* **Task to carry out**
Make an exact transcription of the material, leaving out all images.

━━ Record list ━━

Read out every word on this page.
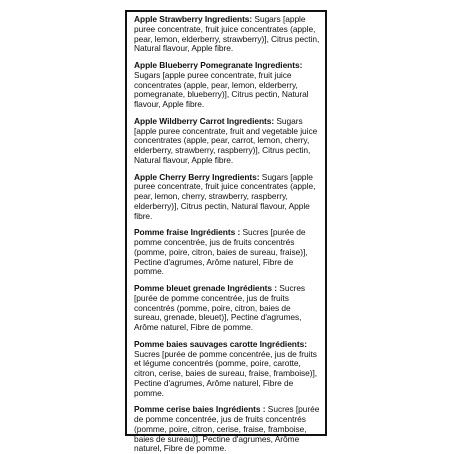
Apple Strawberry Ingredients: Sugars [apple puree concentrate, fruit juice concentrates (apple, pear, lemon, elderberry, strawberry)], Citrus pectin, Natural flavour, Apple fibre.

Apple Blueberry Pomegranate Ingredients: Sugars [apple puree concentrate, fruit juice concentrates (apple, pear, lemon, elderberry, pomegranate, blueberry)], Citrus pectin, Natural flavour, Apple fibre.

Apple Wildberry Carrot Ingredients: Sugars [apple puree concentrate, fruit and vegetable juice concentrates (apple, pear, carrot, lemon, cherry, elderberry, strawberry, raspberry)], Citrus pectin, Natural flavour, Apple fibre.

Apple Cherry Berry Ingredients: Sugars [apple puree concentrate, fruit juice concentrates (apple, pear, lemon, cherry, strawberry, raspberry, elderberry)], Citrus pectin, Natural flavour, Apple fibre.

Pomme fraise Ingrédients : Sucres [purée de pomme concentrée, jus de fruits concentrés (pomme, poire, citron, baies de sureau, fraise)], Pectine d'agrumes, Arôme naturel, Fibre de pomme.

Pomme bleuet grenade Ingrédients : Sucres [purée de pomme concentrée, jus de fruits concentrés (pomme, poire, citron, baies de sureau, grenade, bleuet)], Pectine d'agrumes, Arôme naturel, Fibre de pomme.

Pomme baies sauvages carotte Ingrédients: Sucres [purée de pomme concentrée, jus de fruits et légume concentrés (pomme, poire, carotte, citron, cerise, baies de sureau, fraise, framboise)], Pectine d'agrumes, Arôme naturel, Fibre de pomme.

Pomme cerise baies Ingrédients : Sucres [purée de pomme concentrée, jus de fruits concentrés (pomme, poire, citron, cerise, fraise, framboise, baies de sureau)], Pectine d'agrumes, Arôme naturel, Fibre de pomme.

━━━

* **Answer for this exercise**
Read out every word on this page.
Apple Strawberry Ingredients: Sugars [apple puree concentrate, fruit juice concentrates (apple, pear, lemon, elderberry, strawberry)], Citrus pectin, Natural flavour, Apple fibre.

Apple Blueberry Pomegranate Ingredients: Sugars [apple puree concentrate, fruit juice concentrates (apple, pear, lemon, elderberry, pomegranate, blueberry)], Citrus pectin, Natural flavour, Apple fibre.

Apple Wildberry Carrot Ingredients: Sugars [apple puree concentrate, fruit and vegetable juice concentrates (apple, pear, carrot, lemon, cherry, elderberry, strawberry, raspberry)], Citrus pectin, Natural flavour, Apple fibre.

Apple Cherry Berry Ingredients: Sugars [apple puree concentrate, fruit juice concentrates (apple, pear, lemon, cherry, strawberry, raspberry, elderberry)], Citrus pectin, Natural flavour, Apple fibre.

Pomme fraise Ingrédients : Sucres [purée de pomme concentrée, jus de fruits concentrés (pomme, poire, citron, baies de sureau, fraise)], Pectine d'agrumes, Arôme naturel, Fibre de pomme.

Pomme bleuet grenade Ingrédients : Sucres [purée de pomme concentrée, jus de fruits concentrés (pomme, poire, citron, baies de sureau, grenade, bleuet)], Pectine d'agrumes, Arôme naturel, Fibre de pomme.

Pomme baies sauvages carotte Ingrédients: Sucres [purée de pomme concentrée, jus de fruits et légume concentrés (pomme, poire, carotte, citron, cerise, baies de sureau, fraise, framboise)], Pectine d'agrumes, Arôme naturel, Fibre de pomme.

Pomme cerise baies Ingrédients : Sucres [purée de pomme concentrée, jus de fruits concentrés (pomme, poire, citron, cerise, fraise, framboise, baies de sureau)], Pectine d'agrumes, Arôme naturel, Fibre de pomme.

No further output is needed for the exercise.